Raw records

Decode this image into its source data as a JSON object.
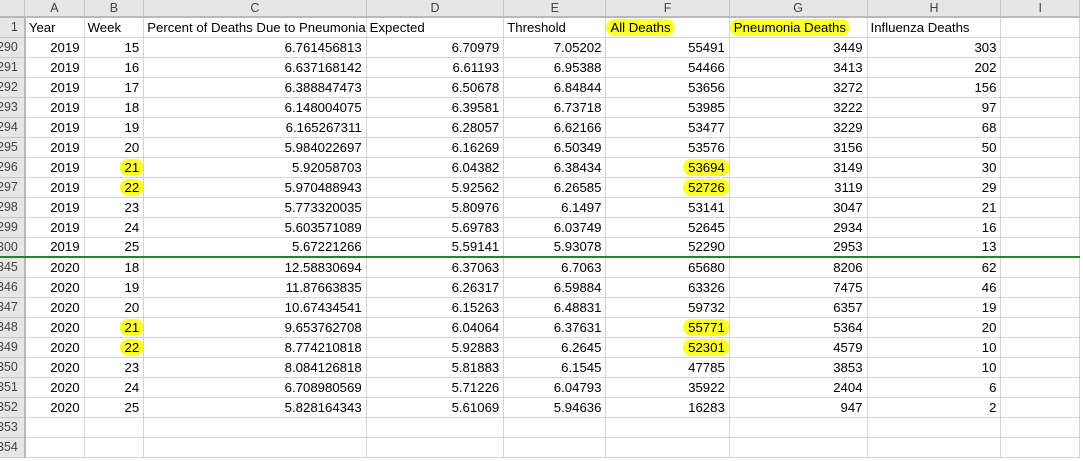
{
  "column_letters": [
    "A",
    "B",
    "C",
    "D",
    "E",
    "F",
    "G",
    "H",
    "I"
  ],
  "header_row": {
    "row_number": "1",
    "cells": [
      "Year",
      "Week",
      "Percent of Deaths Due to Pneumonia",
      "Expected",
      "Threshold",
      "All Deaths",
      "Pneumonia Deaths",
      "Influenza Deaths",
      ""
    ]
  },
  "highlight_color": "#ffff2b",
  "rows": [
    {
      "n": "290",
      "c": [
        "2019",
        "15",
        "6.761456813",
        "6.70979",
        "7.05202",
        "55491",
        "3449",
        "303"
      ]
    },
    {
      "n": "291",
      "c": [
        "2019",
        "16",
        "6.637168142",
        "6.61193",
        "6.95388",
        "54466",
        "3413",
        "202"
      ]
    },
    {
      "n": "292",
      "c": [
        "2019",
        "17",
        "6.388847473",
        "6.50678",
        "6.84844",
        "53656",
        "3272",
        "156"
      ]
    },
    {
      "n": "293",
      "c": [
        "2019",
        "18",
        "6.148004075",
        "6.39581",
        "6.73718",
        "53985",
        "3222",
        "97"
      ]
    },
    {
      "n": "294",
      "c": [
        "2019",
        "19",
        "6.165267311",
        "6.28057",
        "6.62166",
        "53477",
        "3229",
        "68"
      ]
    },
    {
      "n": "295",
      "c": [
        "2019",
        "20",
        "5.984022697",
        "6.16269",
        "6.50349",
        "53576",
        "3156",
        "50"
      ]
    },
    {
      "n": "296",
      "c": [
        "2019",
        "21",
        "5.92058703",
        "6.04382",
        "6.38434",
        "53694",
        "3149",
        "30"
      ]
    },
    {
      "n": "297",
      "c": [
        "2019",
        "22",
        "5.970488943",
        "5.92562",
        "6.26585",
        "52726",
        "3119",
        "29"
      ]
    },
    {
      "n": "298",
      "c": [
        "2019",
        "23",
        "5.773320035",
        "5.80976",
        "6.1497",
        "53141",
        "3047",
        "21"
      ]
    },
    {
      "n": "299",
      "c": [
        "2019",
        "24",
        "5.603571089",
        "5.69783",
        "6.03749",
        "52645",
        "2934",
        "16"
      ]
    },
    {
      "n": "300",
      "c": [
        "2019",
        "25",
        "5.67221266",
        "5.59141",
        "5.93078",
        "52290",
        "2953",
        "13"
      ]
    },
    {
      "n": "345",
      "c": [
        "2020",
        "18",
        "12.58830694",
        "6.37063",
        "6.7063",
        "65680",
        "8206",
        "62"
      ]
    },
    {
      "n": "346",
      "c": [
        "2020",
        "19",
        "11.87663835",
        "6.26317",
        "6.59884",
        "63326",
        "7475",
        "46"
      ]
    },
    {
      "n": "347",
      "c": [
        "2020",
        "20",
        "10.67434541",
        "6.15263",
        "6.48831",
        "59732",
        "6357",
        "19"
      ]
    },
    {
      "n": "348",
      "c": [
        "2020",
        "21",
        "9.653762708",
        "6.04064",
        "6.37631",
        "55771",
        "5364",
        "20"
      ]
    },
    {
      "n": "349",
      "c": [
        "2020",
        "22",
        "8.774210818",
        "5.92883",
        "6.2645",
        "52301",
        "4579",
        "10"
      ]
    },
    {
      "n": "350",
      "c": [
        "2020",
        "23",
        "8.084126818",
        "5.81883",
        "6.1545",
        "47785",
        "3853",
        "10"
      ]
    },
    {
      "n": "351",
      "c": [
        "2020",
        "24",
        "6.708980569",
        "5.71226",
        "6.04793",
        "35922",
        "2404",
        "6"
      ]
    },
    {
      "n": "352",
      "c": [
        "2020",
        "25",
        "5.828164343",
        "5.61069",
        "5.94636",
        "16283",
        "947",
        "2"
      ]
    }
  ],
  "empty_rows": [
    "353",
    "354"
  ]
}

• **INSTRUCTIONS FOR THE TASK**: Find every line in the records that has the string "Pneumonia", then state how many there are and nothing else.

• **ANSWER TO THE PROBLEM**: 2